_Record excerpts:_
○ ○ ○ ○ ○ ○ ○

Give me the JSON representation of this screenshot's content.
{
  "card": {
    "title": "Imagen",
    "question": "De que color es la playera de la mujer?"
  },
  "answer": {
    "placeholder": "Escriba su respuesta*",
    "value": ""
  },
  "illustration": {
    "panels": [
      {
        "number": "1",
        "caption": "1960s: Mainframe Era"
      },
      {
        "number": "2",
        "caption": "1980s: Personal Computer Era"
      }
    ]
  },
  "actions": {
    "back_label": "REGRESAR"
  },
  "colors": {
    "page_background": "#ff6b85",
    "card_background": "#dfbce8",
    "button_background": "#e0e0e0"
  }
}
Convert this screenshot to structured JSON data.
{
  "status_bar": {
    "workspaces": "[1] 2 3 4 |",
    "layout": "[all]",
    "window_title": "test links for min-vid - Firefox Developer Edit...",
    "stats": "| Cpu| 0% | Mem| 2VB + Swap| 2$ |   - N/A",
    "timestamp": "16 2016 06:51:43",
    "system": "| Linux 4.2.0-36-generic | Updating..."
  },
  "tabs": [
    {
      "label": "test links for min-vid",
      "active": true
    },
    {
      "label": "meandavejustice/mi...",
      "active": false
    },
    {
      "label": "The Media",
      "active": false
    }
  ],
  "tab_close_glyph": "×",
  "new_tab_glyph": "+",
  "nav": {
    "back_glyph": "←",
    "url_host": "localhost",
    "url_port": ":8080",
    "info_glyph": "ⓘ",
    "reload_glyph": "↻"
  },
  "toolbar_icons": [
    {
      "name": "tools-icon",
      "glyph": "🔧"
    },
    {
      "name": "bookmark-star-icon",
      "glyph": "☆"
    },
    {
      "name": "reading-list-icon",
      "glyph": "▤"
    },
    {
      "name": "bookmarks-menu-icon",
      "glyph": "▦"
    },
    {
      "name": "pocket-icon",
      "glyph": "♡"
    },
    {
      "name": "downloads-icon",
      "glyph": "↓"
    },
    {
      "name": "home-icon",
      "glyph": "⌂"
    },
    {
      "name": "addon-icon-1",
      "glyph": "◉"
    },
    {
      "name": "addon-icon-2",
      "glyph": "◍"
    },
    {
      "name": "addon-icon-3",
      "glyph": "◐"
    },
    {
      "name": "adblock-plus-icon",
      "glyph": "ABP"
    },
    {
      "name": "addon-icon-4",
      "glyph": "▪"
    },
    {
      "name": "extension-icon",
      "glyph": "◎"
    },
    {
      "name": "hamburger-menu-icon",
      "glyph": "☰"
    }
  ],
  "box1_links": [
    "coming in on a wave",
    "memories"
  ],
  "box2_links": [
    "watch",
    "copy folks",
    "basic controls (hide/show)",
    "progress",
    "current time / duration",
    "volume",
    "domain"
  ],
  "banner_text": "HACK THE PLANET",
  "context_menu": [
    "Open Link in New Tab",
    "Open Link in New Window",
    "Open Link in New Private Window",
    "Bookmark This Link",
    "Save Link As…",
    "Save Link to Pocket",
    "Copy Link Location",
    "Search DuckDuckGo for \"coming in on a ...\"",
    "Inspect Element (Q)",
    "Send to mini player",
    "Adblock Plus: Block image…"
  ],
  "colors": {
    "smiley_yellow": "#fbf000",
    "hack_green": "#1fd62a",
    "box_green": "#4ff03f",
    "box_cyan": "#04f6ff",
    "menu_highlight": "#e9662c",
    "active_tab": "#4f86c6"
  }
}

○ ○ ○ ○ ○ ○ ○

_Do this:_
Working from the material above, retype it in its entirety without change.

_Response for this exercise:_
Give me the JSON representation of this screenshot's content.
{
  "card": {
    "title": "Imagen",
    "question": "De que color es la playera de la mujer?"
  },
  "answer": {
    "placeholder": "Escriba su respuesta*",
    "value": ""
  },
  "illustration": {
    "panels": [
      {
        "number": "1",
        "caption": "1960s: Mainframe Era"
      },
      {
        "number": "2",
        "caption": "1980s: Personal Computer Era"
      }
    ]
  },
  "actions": {
    "back_label": "REGRESAR"
  },
  "colors": {
    "page_background": "#ff6b85",
    "card_background": "#dfbce8",
    "button_background": "#e0e0e0"
  }
}
Convert this screenshot to structured JSON data.
{
  "status_bar": {
    "workspaces": "[1] 2 3 4 |",
    "layout": "[all]",
    "window_title": "test links for min-vid - Firefox Developer Edit...",
    "stats": "| Cpu| 0% | Mem| 2VB + Swap| 2$ |   - N/A",
    "timestamp": "16 2016 06:51:43",
    "system": "| Linux 4.2.0-36-generic | Updating..."
  },
  "tabs": [
    {
      "label": "test links for min-vid",
      "active": true
    },
    {
      "label": "meandavejustice/mi...",
      "active": false
    },
    {
      "label": "The Media",
      "active": false
    }
  ],
  "tab_close_glyph": "×",
  "new_tab_glyph": "+",
  "nav": {
    "back_glyph": "←",
    "url_host": "localhost",
    "url_port": ":8080",
    "info_glyph": "ⓘ",
    "reload_glyph": "↻"
  },
  "toolbar_icons": [
    {
      "name": "tools-icon",
      "glyph": "🔧"
    },
    {
      "name": "bookmark-star-icon",
      "glyph": "☆"
    },
    {
      "name": "reading-list-icon",
      "glyph": "▤"
    },
    {
      "name": "bookmarks-menu-icon",
      "glyph": "▦"
    },
    {
      "name": "pocket-icon",
      "glyph": "♡"
    },
    {
      "name": "downloads-icon",
      "glyph": "↓"
    },
    {
      "name": "home-icon",
      "glyph": "⌂"
    },
    {
      "name": "addon-icon-1",
      "glyph": "◉"
    },
    {
      "name": "addon-icon-2",
      "glyph": "◍"
    },
    {
      "name": "addon-icon-3",
      "glyph": "◐"
    },
    {
      "name": "adblock-plus-icon",
      "glyph": "ABP"
    },
    {
      "name": "addon-icon-4",
      "glyph": "▪"
    },
    {
      "name": "extension-icon",
      "glyph": "◎"
    },
    {
      "name": "hamburger-menu-icon",
      "glyph": "☰"
    }
  ],
  "box1_links": [
    "coming in on a wave",
    "memories"
  ],
  "box2_links": [
    "watch",
    "copy folks",
    "basic controls (hide/show)",
    "progress",
    "current time / duration",
    "volume",
    "domain"
  ],
  "banner_text": "HACK THE PLANET",
  "context_menu": [
    "Open Link in New Tab",
    "Open Link in New Window",
    "Open Link in New Private Window",
    "Bookmark This Link",
    "Save Link As…",
    "Save Link to Pocket",
    "Copy Link Location",
    "Search DuckDuckGo for \"coming in on a ...\"",
    "Inspect Element (Q)",
    "Send to mini player",
    "Adblock Plus: Block image…"
  ],
  "colors": {
    "smiley_yellow": "#fbf000",
    "hack_green": "#1fd62a",
    "box_green": "#4ff03f",
    "box_cyan": "#04f6ff",
    "menu_highlight": "#e9662c",
    "active_tab": "#4f86c6"
  }
}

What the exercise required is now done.